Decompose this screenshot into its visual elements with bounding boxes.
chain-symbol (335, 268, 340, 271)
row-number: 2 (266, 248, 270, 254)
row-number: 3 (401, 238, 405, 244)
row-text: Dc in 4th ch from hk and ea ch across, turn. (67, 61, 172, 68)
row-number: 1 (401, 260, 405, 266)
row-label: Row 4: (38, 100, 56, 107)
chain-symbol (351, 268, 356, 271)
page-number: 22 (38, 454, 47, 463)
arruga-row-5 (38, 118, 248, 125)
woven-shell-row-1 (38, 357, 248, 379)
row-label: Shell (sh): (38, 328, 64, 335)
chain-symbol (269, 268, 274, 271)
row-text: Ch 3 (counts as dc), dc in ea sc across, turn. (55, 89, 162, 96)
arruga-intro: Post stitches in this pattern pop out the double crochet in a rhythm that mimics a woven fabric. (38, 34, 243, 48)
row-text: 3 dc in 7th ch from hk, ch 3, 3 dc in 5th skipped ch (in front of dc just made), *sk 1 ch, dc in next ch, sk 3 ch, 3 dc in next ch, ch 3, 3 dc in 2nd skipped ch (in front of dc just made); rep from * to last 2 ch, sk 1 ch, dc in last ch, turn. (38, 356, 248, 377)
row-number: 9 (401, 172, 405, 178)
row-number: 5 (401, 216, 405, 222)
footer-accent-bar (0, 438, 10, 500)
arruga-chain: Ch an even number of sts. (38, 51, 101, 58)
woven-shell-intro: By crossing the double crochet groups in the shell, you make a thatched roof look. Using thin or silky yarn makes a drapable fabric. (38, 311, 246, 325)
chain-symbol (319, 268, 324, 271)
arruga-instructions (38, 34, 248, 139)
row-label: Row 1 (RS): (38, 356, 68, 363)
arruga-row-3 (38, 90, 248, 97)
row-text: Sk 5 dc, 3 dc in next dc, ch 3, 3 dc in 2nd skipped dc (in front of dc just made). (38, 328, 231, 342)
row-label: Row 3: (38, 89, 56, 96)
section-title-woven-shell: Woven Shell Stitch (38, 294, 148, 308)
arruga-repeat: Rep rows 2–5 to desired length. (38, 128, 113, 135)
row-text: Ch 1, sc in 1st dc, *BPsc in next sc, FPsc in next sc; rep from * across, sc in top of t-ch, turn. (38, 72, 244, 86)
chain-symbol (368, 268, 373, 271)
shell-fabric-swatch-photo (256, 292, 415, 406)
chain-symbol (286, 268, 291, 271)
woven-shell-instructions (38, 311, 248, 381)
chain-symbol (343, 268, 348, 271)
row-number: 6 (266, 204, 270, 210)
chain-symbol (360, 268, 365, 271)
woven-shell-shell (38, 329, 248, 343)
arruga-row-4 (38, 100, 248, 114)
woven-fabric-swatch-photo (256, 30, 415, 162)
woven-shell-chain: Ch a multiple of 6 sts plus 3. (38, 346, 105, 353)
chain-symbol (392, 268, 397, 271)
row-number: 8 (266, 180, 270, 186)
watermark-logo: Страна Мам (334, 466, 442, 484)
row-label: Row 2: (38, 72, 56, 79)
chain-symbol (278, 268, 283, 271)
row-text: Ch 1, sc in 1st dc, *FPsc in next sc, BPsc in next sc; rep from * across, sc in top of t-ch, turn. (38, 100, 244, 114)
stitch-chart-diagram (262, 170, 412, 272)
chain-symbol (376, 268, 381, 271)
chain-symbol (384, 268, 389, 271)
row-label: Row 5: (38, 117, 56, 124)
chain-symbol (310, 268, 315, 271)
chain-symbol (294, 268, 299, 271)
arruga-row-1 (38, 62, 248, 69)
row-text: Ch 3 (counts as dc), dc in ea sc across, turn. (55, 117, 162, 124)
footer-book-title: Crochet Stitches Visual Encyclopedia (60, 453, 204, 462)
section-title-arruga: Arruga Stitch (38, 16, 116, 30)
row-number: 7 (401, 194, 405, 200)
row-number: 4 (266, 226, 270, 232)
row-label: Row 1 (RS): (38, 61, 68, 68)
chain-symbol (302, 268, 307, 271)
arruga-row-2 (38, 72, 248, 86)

◇ ◇ ◇ ◇ ◇ ◇ ◇

◆ **WHAT THIS TASK INVOLVES**: Reproduce every line of the listing above, unchanged and in the same order.

◆ **TASK SOLUTION**:
Decompose this screenshot into its visual elements with bounding boxes.
chain-symbol (335, 268, 340, 271)
row-number: 2 (266, 248, 270, 254)
row-number: 3 (401, 238, 405, 244)
row-text: Dc in 4th ch from hk and ea ch across, turn. (67, 61, 172, 68)
row-number: 1 (401, 260, 405, 266)
row-label: Row 4: (38, 100, 56, 107)
chain-symbol (351, 268, 356, 271)
page-number: 22 (38, 454, 47, 463)
arruga-row-5 (38, 118, 248, 125)
woven-shell-row-1 (38, 357, 248, 379)
row-label: Shell (sh): (38, 328, 64, 335)
chain-symbol (269, 268, 274, 271)
row-text: Ch 3 (counts as dc), dc in ea sc across, turn. (55, 89, 162, 96)
arruga-intro: Post stitches in this pattern pop out the double crochet in a rhythm that mimics a woven fabric. (38, 34, 243, 48)
row-text: 3 dc in 7th ch from hk, ch 3, 3 dc in 5th skipped ch (in front of dc just made), *sk 1 ch, dc in next ch, sk 3 ch, 3 dc in next ch, ch 3, 3 dc in 2nd skipped ch (in front of dc just made); rep from * to last 2 ch, sk 1 ch, dc in last ch, turn. (38, 356, 248, 377)
row-number: 9 (401, 172, 405, 178)
row-number: 5 (401, 216, 405, 222)
footer-accent-bar (0, 438, 10, 500)
arruga-chain: Ch an even number of sts. (38, 51, 101, 58)
woven-shell-intro: By crossing the double crochet groups in the shell, you make a thatched roof look. Using thin or silky yarn makes a drapable fabric. (38, 311, 246, 325)
chain-symbol (319, 268, 324, 271)
arruga-instructions (38, 34, 248, 139)
row-label: Row 1 (RS): (38, 356, 68, 363)
arruga-row-3 (38, 90, 248, 97)
row-text: Sk 5 dc, 3 dc in next dc, ch 3, 3 dc in 2nd skipped dc (in front of dc just made). (38, 328, 231, 342)
row-label: Row 3: (38, 89, 56, 96)
section-title-woven-shell: Woven Shell Stitch (38, 294, 148, 308)
arruga-repeat: Rep rows 2–5 to desired length. (38, 128, 113, 135)
row-text: Ch 1, sc in 1st dc, *BPsc in next sc, FPsc in next sc; rep from * across, sc in top of t-ch, turn. (38, 72, 244, 86)
chain-symbol (368, 268, 373, 271)
shell-fabric-swatch-photo (256, 292, 415, 406)
chain-symbol (286, 268, 291, 271)
woven-shell-instructions (38, 311, 248, 381)
chain-symbol (343, 268, 348, 271)
row-number: 6 (266, 204, 270, 210)
chain-symbol (360, 268, 365, 271)
woven-shell-shell (38, 329, 248, 343)
arruga-row-4 (38, 100, 248, 114)
woven-fabric-swatch-photo (256, 30, 415, 162)
woven-shell-chain: Ch a multiple of 6 sts plus 3. (38, 346, 105, 353)
chain-symbol (392, 268, 397, 271)
row-number: 8 (266, 180, 270, 186)
watermark-logo: Страна Мам (334, 466, 442, 484)
row-label: Row 2: (38, 72, 56, 79)
chain-symbol (278, 268, 283, 271)
row-text: Ch 1, sc in 1st dc, *FPsc in next sc, BPsc in next sc; rep from * across, sc in top of t-ch, turn. (38, 100, 244, 114)
stitch-chart-diagram (262, 170, 412, 272)
chain-symbol (376, 268, 381, 271)
chain-symbol (384, 268, 389, 271)
row-label: Row 5: (38, 117, 56, 124)
chain-symbol (310, 268, 315, 271)
chain-symbol (294, 268, 299, 271)
arruga-row-1 (38, 62, 248, 69)
row-text: Ch 3 (counts as dc), dc in ea sc across, turn. (55, 117, 162, 124)
footer-book-title: Crochet Stitches Visual Encyclopedia (60, 453, 204, 462)
section-title-arruga: Arruga Stitch (38, 16, 116, 30)
row-number: 7 (401, 194, 405, 200)
row-number: 4 (266, 226, 270, 232)
row-label: Row 1 (RS): (38, 61, 68, 68)
chain-symbol (302, 268, 307, 271)
arruga-row-2 (38, 72, 248, 86)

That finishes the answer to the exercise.